>>>

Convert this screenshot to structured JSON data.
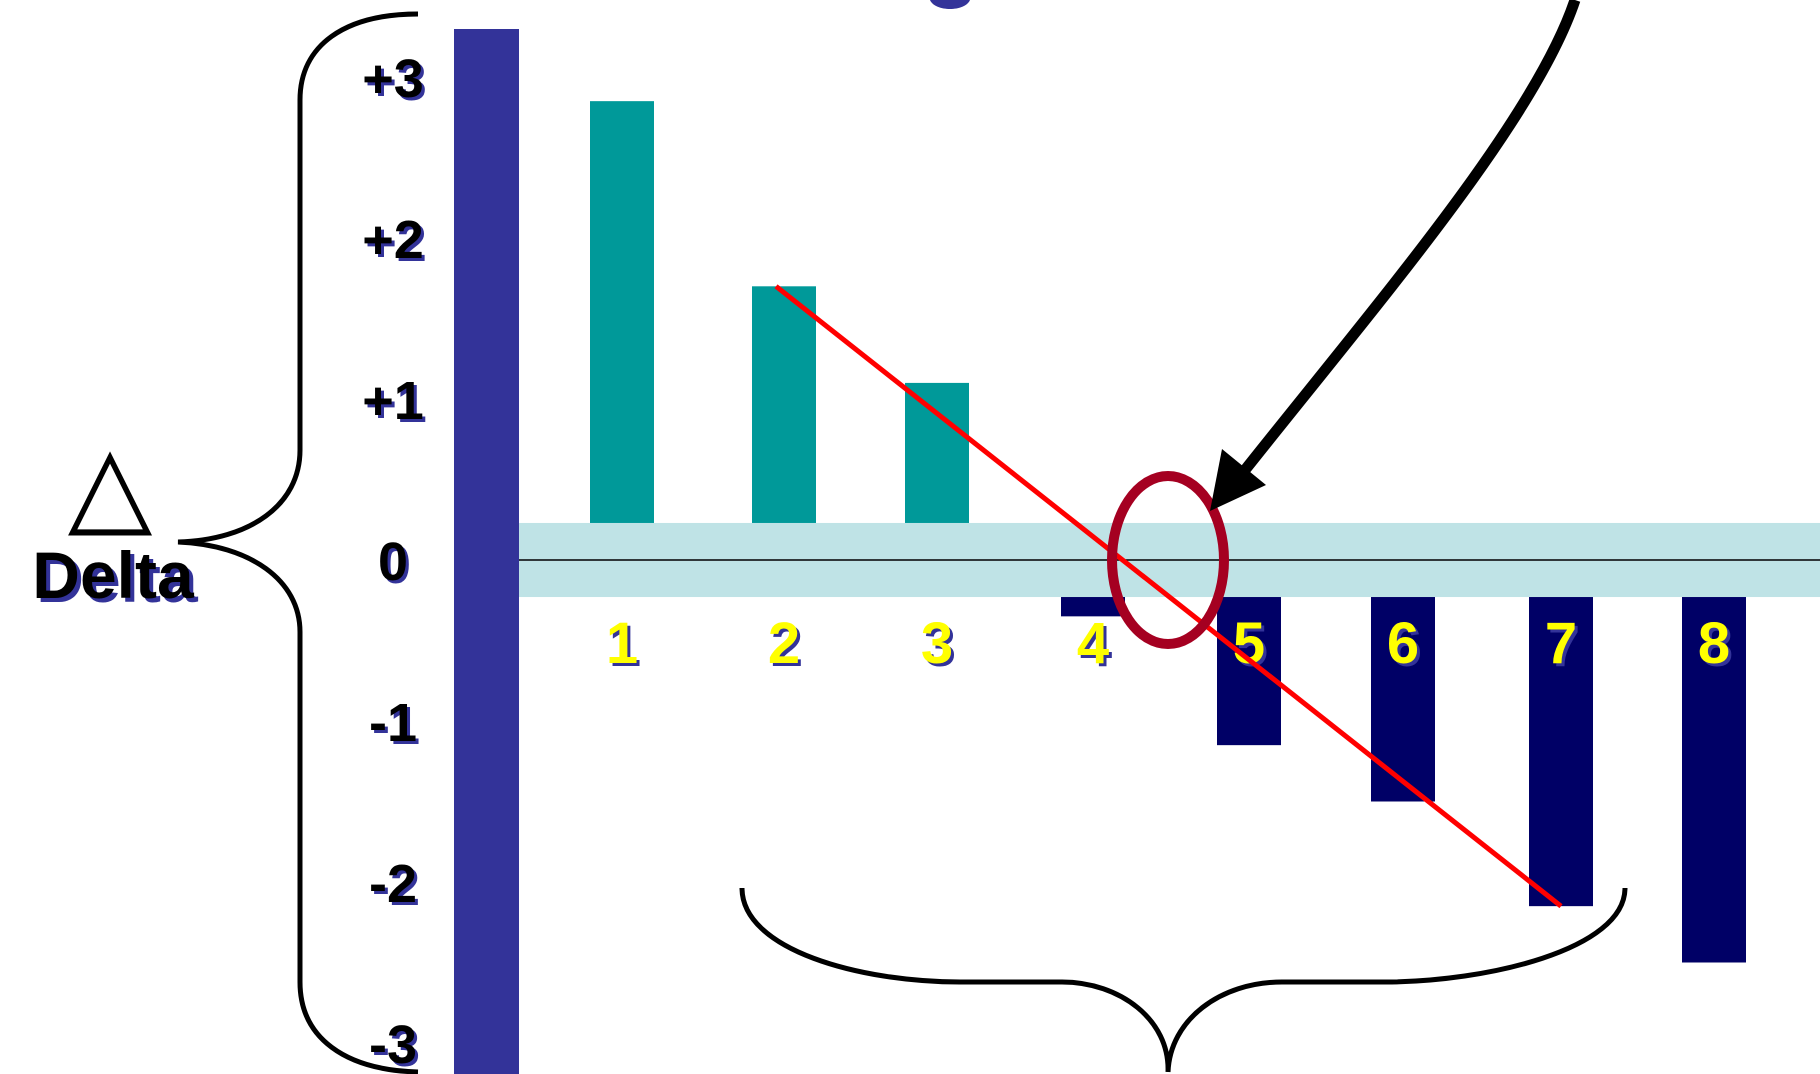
{
  "chart_data": {
    "type": "bar",
    "categories": [
      "1",
      "2",
      "3",
      "4",
      "5",
      "6",
      "7",
      "8"
    ],
    "values": [
      2.85,
      1.7,
      1.1,
      -0.35,
      -1.15,
      -1.5,
      -2.15,
      -2.5
    ],
    "ylim": [
      -3.5,
      3.5
    ],
    "y_ticks": [
      "+3",
      "+2",
      "+1",
      "0",
      "-1",
      "-2",
      "-3"
    ],
    "y_tick_values": [
      3,
      2,
      1,
      0,
      -1,
      -2,
      -3
    ],
    "ylabel_symbol": "△",
    "ylabel": "Delta",
    "trend_line": {
      "from": {
        "x": "2",
        "y": 1.7
      },
      "to": {
        "x": "7",
        "y": -2.15
      }
    },
    "highlight_circle_at": {
      "between": [
        "4",
        "5"
      ],
      "y": 0
    },
    "zero_band": {
      "from": -0.23,
      "to": 0.23
    },
    "grid": false,
    "legend": "none"
  },
  "colors": {
    "positive_bar": "#009999",
    "negative_bar": "#000066",
    "axis_bar": "#333399",
    "zero_band": "#bfe3e6",
    "category_label": "#ffff00",
    "trend_line": "#ff0000",
    "circle": "#a50021",
    "arrow": "#000000"
  }
}
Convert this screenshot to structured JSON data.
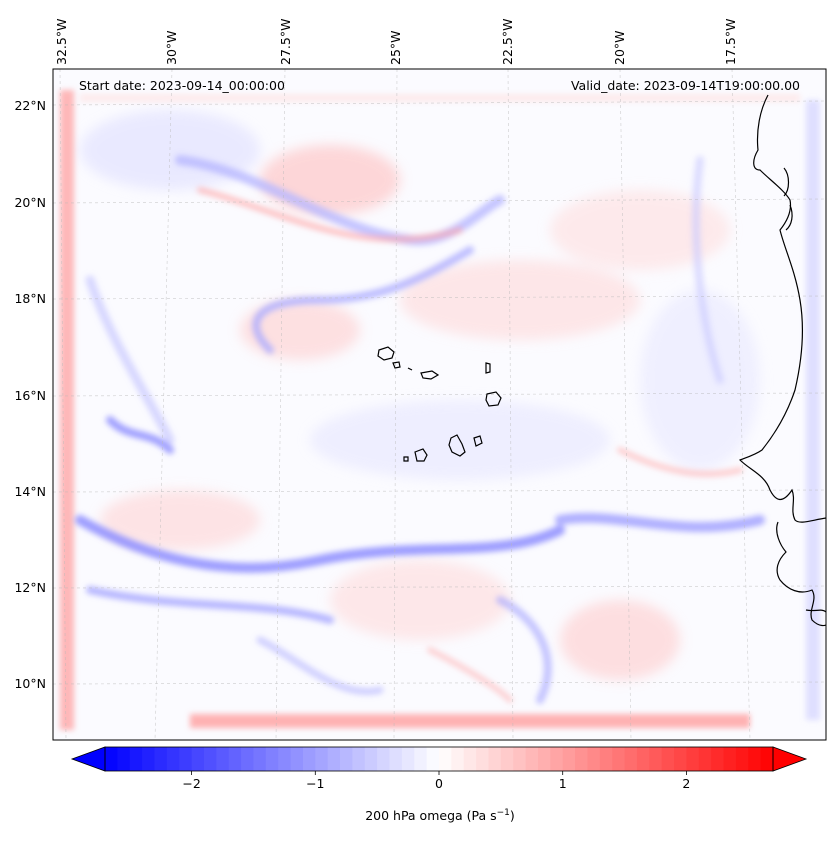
{
  "map": {
    "start_date": "Start date: 2023-09-14_00:00:00",
    "valid_date": "Valid_date: 2023-09-14T19:00:00.00",
    "lon_labels": [
      "32.5°W",
      "30°W",
      "27.5°W",
      "25°W",
      "22.5°W",
      "20°W",
      "17.5°W"
    ],
    "lat_labels": [
      "22°N",
      "20°N",
      "18°N",
      "16°N",
      "14°N",
      "12°N",
      "10°N"
    ],
    "colors": {
      "negative": "#0000ff",
      "positive": "#ff0000",
      "zero": "#ffffff",
      "coastline": "#000000"
    }
  },
  "colorbar": {
    "label": "200 hPa omega (Pa s",
    "label_sup": "−1",
    "label_end": ")",
    "min": -2.7,
    "max": 2.7,
    "ticks": [
      {
        "value": -2,
        "label": "−2"
      },
      {
        "value": -1,
        "label": "−1"
      },
      {
        "value": 0,
        "label": "0"
      },
      {
        "value": 1,
        "label": "1"
      },
      {
        "value": 2,
        "label": "2"
      }
    ]
  }
}
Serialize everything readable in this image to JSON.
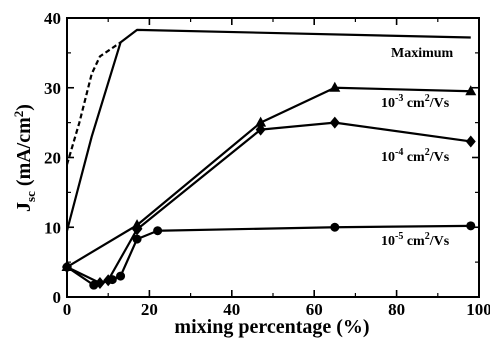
{
  "chart_data": {
    "type": "line",
    "title": "",
    "xlabel": "mixing percentage (%)",
    "ylabel_main": "J",
    "ylabel_sub": "sc",
    "ylabel_units": "(mA/cm",
    "ylabel_units_sup": "2",
    "ylabel_close": ")",
    "xlim": [
      0,
      100
    ],
    "ylim": [
      0,
      40
    ],
    "xticks": [
      0,
      20,
      40,
      60,
      80,
      100
    ],
    "yticks": [
      0,
      10,
      20,
      30,
      40
    ],
    "xtick_labels": [
      "0",
      "20",
      "40",
      "60",
      "80",
      "100"
    ],
    "ytick_labels": [
      "0",
      "10",
      "20",
      "30",
      "40"
    ],
    "grid": false,
    "series": [
      {
        "name": "Maximum",
        "style": "solid",
        "marker": "none",
        "points": [
          [
            0,
            9.5
          ],
          [
            6,
            23
          ],
          [
            13,
            36.5
          ],
          [
            17,
            38.3
          ],
          [
            98,
            37.2
          ]
        ],
        "label": {
          "pre": "Maximum",
          "base": "",
          "sup": "",
          "post": ""
        }
      },
      {
        "name": "dashed",
        "style": "dashed",
        "marker": "none",
        "points": [
          [
            0,
            19
          ],
          [
            3,
            25
          ],
          [
            6,
            32
          ],
          [
            8,
            34.5
          ],
          [
            10,
            35.3
          ],
          [
            13,
            36.5
          ]
        ]
      },
      {
        "name": "10-3 cm2/Vs",
        "style": "solid",
        "marker": "triangle",
        "points": [
          [
            0,
            4.3
          ],
          [
            17,
            10.3
          ],
          [
            47,
            25
          ],
          [
            65,
            30
          ],
          [
            98,
            29.5
          ]
        ],
        "label": {
          "pre": "",
          "base": "10",
          "sup": "-3",
          "post": " cm",
          "sup2": "2",
          "post2": "/Vs"
        }
      },
      {
        "name": "10-4 cm2/Vs",
        "style": "solid",
        "marker": "diamond",
        "points": [
          [
            0,
            4.3
          ],
          [
            8,
            2
          ],
          [
            10,
            2.4
          ],
          [
            17,
            9.7
          ],
          [
            47,
            24
          ],
          [
            65,
            25
          ],
          [
            98,
            22.3
          ]
        ],
        "label": {
          "pre": "",
          "base": "10",
          "sup": "-4",
          "post": " cm",
          "sup2": "2",
          "post2": "/Vs"
        }
      },
      {
        "name": "10-5 cm2/Vs",
        "style": "solid",
        "marker": "circle",
        "points": [
          [
            0,
            4.3
          ],
          [
            6.5,
            1.7
          ],
          [
            11,
            2.5
          ],
          [
            13,
            3
          ],
          [
            17,
            8.3
          ],
          [
            22,
            9.5
          ],
          [
            65,
            10
          ],
          [
            98,
            10.2
          ]
        ],
        "label": {
          "pre": "",
          "base": "10",
          "sup": "-5",
          "post": " cm",
          "sup2": "2",
          "post2": "/Vs"
        }
      }
    ]
  }
}
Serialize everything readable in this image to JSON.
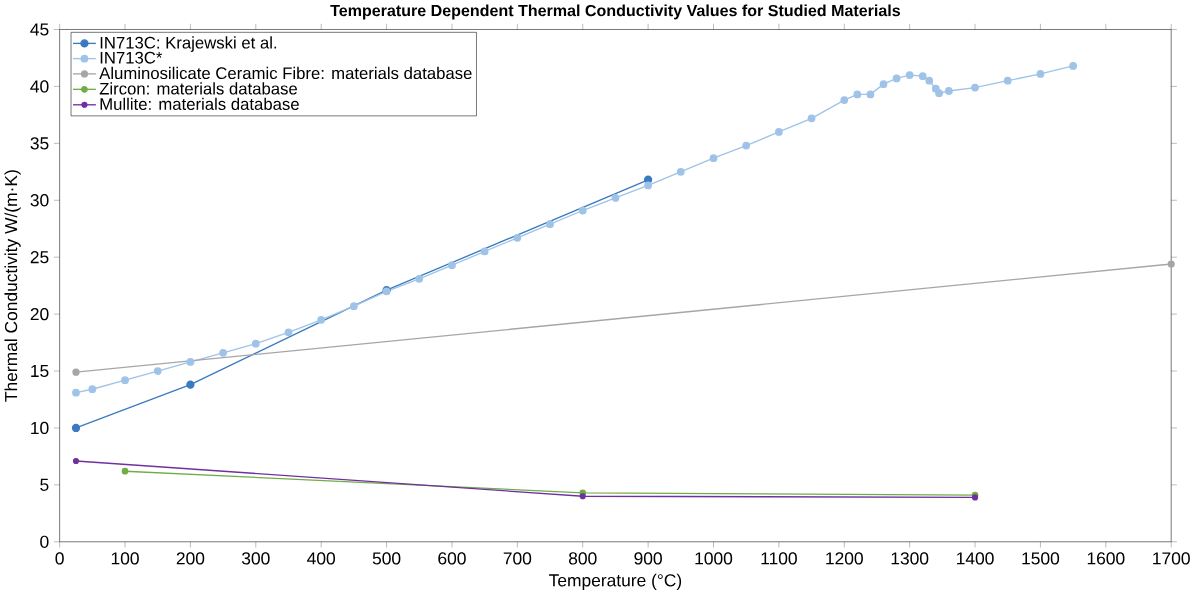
{
  "chart_data": {
    "type": "line",
    "title": "Temperature Dependent Thermal Conductivity Values for Studied Materials",
    "xlabel": "Temperature (°C)",
    "ylabel": "Thermal Conductivity W/(m·K)",
    "xlim": [
      0,
      1700
    ],
    "xticks": [
      0,
      100,
      200,
      300,
      400,
      500,
      600,
      700,
      800,
      900,
      1000,
      1100,
      1200,
      1300,
      1400,
      1500,
      1600,
      1700
    ],
    "ylim": [
      0,
      45
    ],
    "yticks": [
      0,
      5,
      10,
      15,
      20,
      25,
      30,
      35,
      40,
      45
    ],
    "legend": "top left",
    "marker": "circle",
    "grid": false,
    "series": [
      {
        "name": "IN713C: Krajewski et al.",
        "color": "#3a7bbf",
        "x": [
          25,
          200,
          500,
          900
        ],
        "values": [
          10.0,
          13.8,
          22.1,
          31.8
        ]
      },
      {
        "name": "IN713C*",
        "color": "#9fc3e7",
        "x": [
          25,
          50,
          100,
          150,
          200,
          250,
          300,
          350,
          400,
          450,
          500,
          550,
          600,
          650,
          700,
          750,
          800,
          850,
          900,
          950,
          1000,
          1050,
          1100,
          1150,
          1200,
          1220,
          1240,
          1260,
          1280,
          1300,
          1320,
          1330,
          1340,
          1345,
          1360,
          1400,
          1450,
          1500,
          1550
        ],
        "values": [
          13.1,
          13.4,
          14.2,
          15.0,
          15.8,
          16.6,
          17.4,
          18.4,
          19.5,
          20.7,
          22.0,
          23.1,
          24.3,
          25.5,
          26.7,
          27.9,
          29.1,
          30.2,
          31.3,
          32.5,
          33.7,
          34.8,
          36.0,
          37.2,
          38.8,
          39.3,
          39.3,
          40.2,
          40.7,
          41.0,
          40.9,
          40.5,
          39.8,
          39.4,
          39.6,
          39.9,
          40.5,
          41.1,
          41.8
        ]
      },
      {
        "name": "Aluminosilicate Ceramic Fibre: materials database",
        "color": "#a6a6a6",
        "x": [
          25,
          1700
        ],
        "values": [
          14.9,
          24.4
        ]
      },
      {
        "name": "Zircon: materials database",
        "color": "#70ad47",
        "x": [
          100,
          800,
          1400
        ],
        "values": [
          6.2,
          4.3,
          4.1
        ]
      },
      {
        "name": "Mullite: materials database",
        "color": "#7030a0",
        "x": [
          25,
          800,
          1400
        ],
        "values": [
          7.1,
          4.0,
          3.9
        ]
      }
    ]
  }
}
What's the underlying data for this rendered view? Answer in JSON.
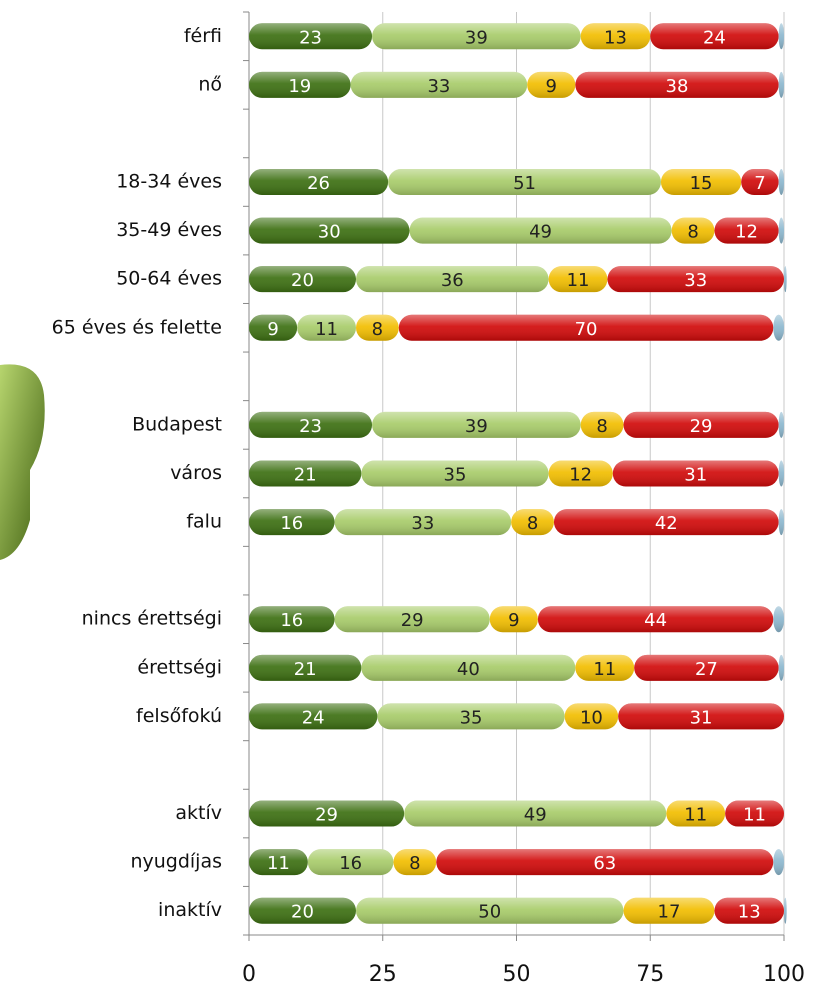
{
  "chart_data": {
    "type": "stacked-bar-horizontal",
    "categories": [
      "férfi",
      "nő",
      null,
      "18-34 éves",
      "35-49 éves",
      "50-64 éves",
      "65 éves és felette",
      null,
      "Budapest",
      "város",
      "falu",
      null,
      "nincs érettségi",
      "érettségi",
      "felsőfokú",
      null,
      "aktív",
      "nyugdíjas",
      "inaktív"
    ],
    "series": [
      {
        "color": "#3d7012",
        "label_color": "#ffffff",
        "values": [
          23,
          19,
          null,
          26,
          30,
          20,
          9,
          null,
          23,
          21,
          16,
          null,
          16,
          21,
          24,
          null,
          29,
          11,
          20
        ]
      },
      {
        "color": "#a8cc6a",
        "label_color": "#222222",
        "values": [
          39,
          33,
          null,
          51,
          49,
          36,
          11,
          null,
          39,
          35,
          33,
          null,
          29,
          40,
          35,
          null,
          49,
          16,
          50
        ]
      },
      {
        "color": "#f2be00",
        "label_color": "#222222",
        "values": [
          13,
          9,
          null,
          15,
          8,
          11,
          8,
          null,
          8,
          12,
          8,
          null,
          9,
          11,
          10,
          null,
          11,
          8,
          17
        ]
      },
      {
        "color": "#d10a0a",
        "label_color": "#ffffff",
        "values": [
          24,
          38,
          null,
          7,
          12,
          33,
          70,
          null,
          29,
          31,
          42,
          null,
          44,
          27,
          31,
          null,
          11,
          63,
          13
        ]
      },
      {
        "color": "#8db8cf",
        "values": [
          1,
          1,
          null,
          1,
          1,
          0.5,
          2,
          null,
          1,
          1,
          1,
          null,
          2,
          1,
          0,
          null,
          0,
          2,
          0.5
        ]
      }
    ],
    "xlim": [
      0,
      100
    ],
    "xticks": [
      0,
      25,
      50,
      75,
      100
    ],
    "grid": true
  }
}
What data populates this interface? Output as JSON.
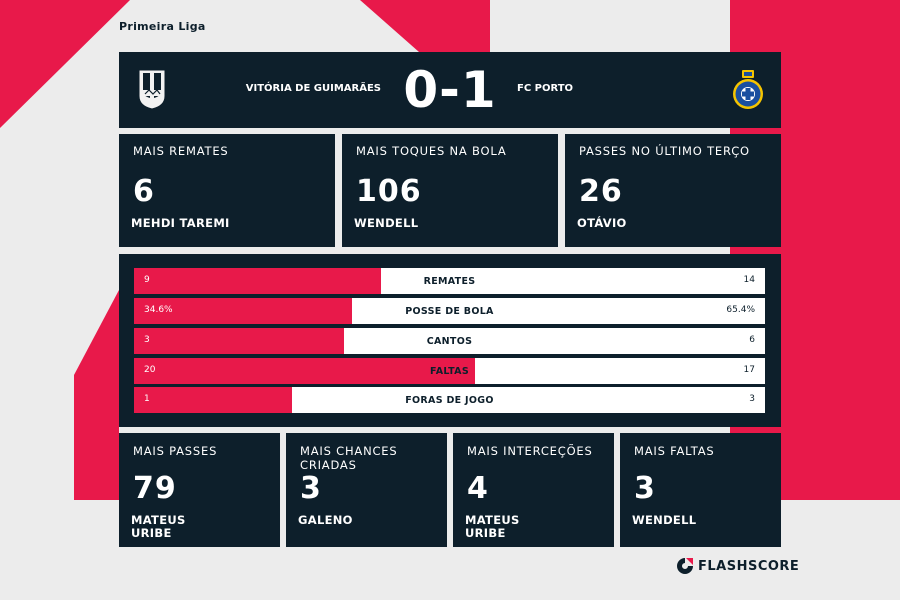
{
  "league": "Primeira Liga",
  "colors": {
    "accent": "#e8194a",
    "panel": "#0d1f2b",
    "background": "#ececec"
  },
  "match": {
    "home": "VITÓRIA DE GUIMARÃES",
    "away": "FC PORTO",
    "score": "0-1",
    "home_crest": "vitoria-guimaraes-crest",
    "away_crest": "fc-porto-crest"
  },
  "top_cards": [
    {
      "title": "MAIS REMATES",
      "value": "6",
      "player": "MEHDI TAREMI"
    },
    {
      "title": "MAIS TOQUES NA BOLA",
      "value": "106",
      "player": "WENDELL"
    },
    {
      "title": "PASSES NO ÚLTIMO TERÇO",
      "value": "26",
      "player": "OTÁVIO"
    }
  ],
  "stats": [
    {
      "label": "REMATES",
      "home": "9",
      "away": "14",
      "home_share": 0.391
    },
    {
      "label": "POSSE DE BOLA",
      "home": "34.6%",
      "away": "65.4%",
      "home_share": 0.346
    },
    {
      "label": "CANTOS",
      "home": "3",
      "away": "6",
      "home_share": 0.333
    },
    {
      "label": "FALTAS",
      "home": "20",
      "away": "17",
      "home_share": 0.541
    },
    {
      "label": "FORAS DE JOGO",
      "home": "1",
      "away": "3",
      "home_share": 0.25
    }
  ],
  "bottom_cards": [
    {
      "title": "MAIS PASSES",
      "value": "79",
      "player": "MATEUS URIBE"
    },
    {
      "title": "MAIS CHANCES CRIADAS",
      "value": "3",
      "player": "GALENO"
    },
    {
      "title": "MAIS INTERCEÇÕES",
      "value": "4",
      "player": "MATEUS URIBE"
    },
    {
      "title": "MAIS FALTAS",
      "value": "3",
      "player": "WENDELL"
    }
  ],
  "brand": {
    "name": "FLASHSCORE",
    "icon": "flashscore-logo-icon"
  }
}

<<<

### [Directive]
Look through the data above. Find each line with the string "type" and copy it.

### [Reply]
    "type": "bar",
    "type": "line",
    "type": "line",
    "type": "stacked-bar-horizontal",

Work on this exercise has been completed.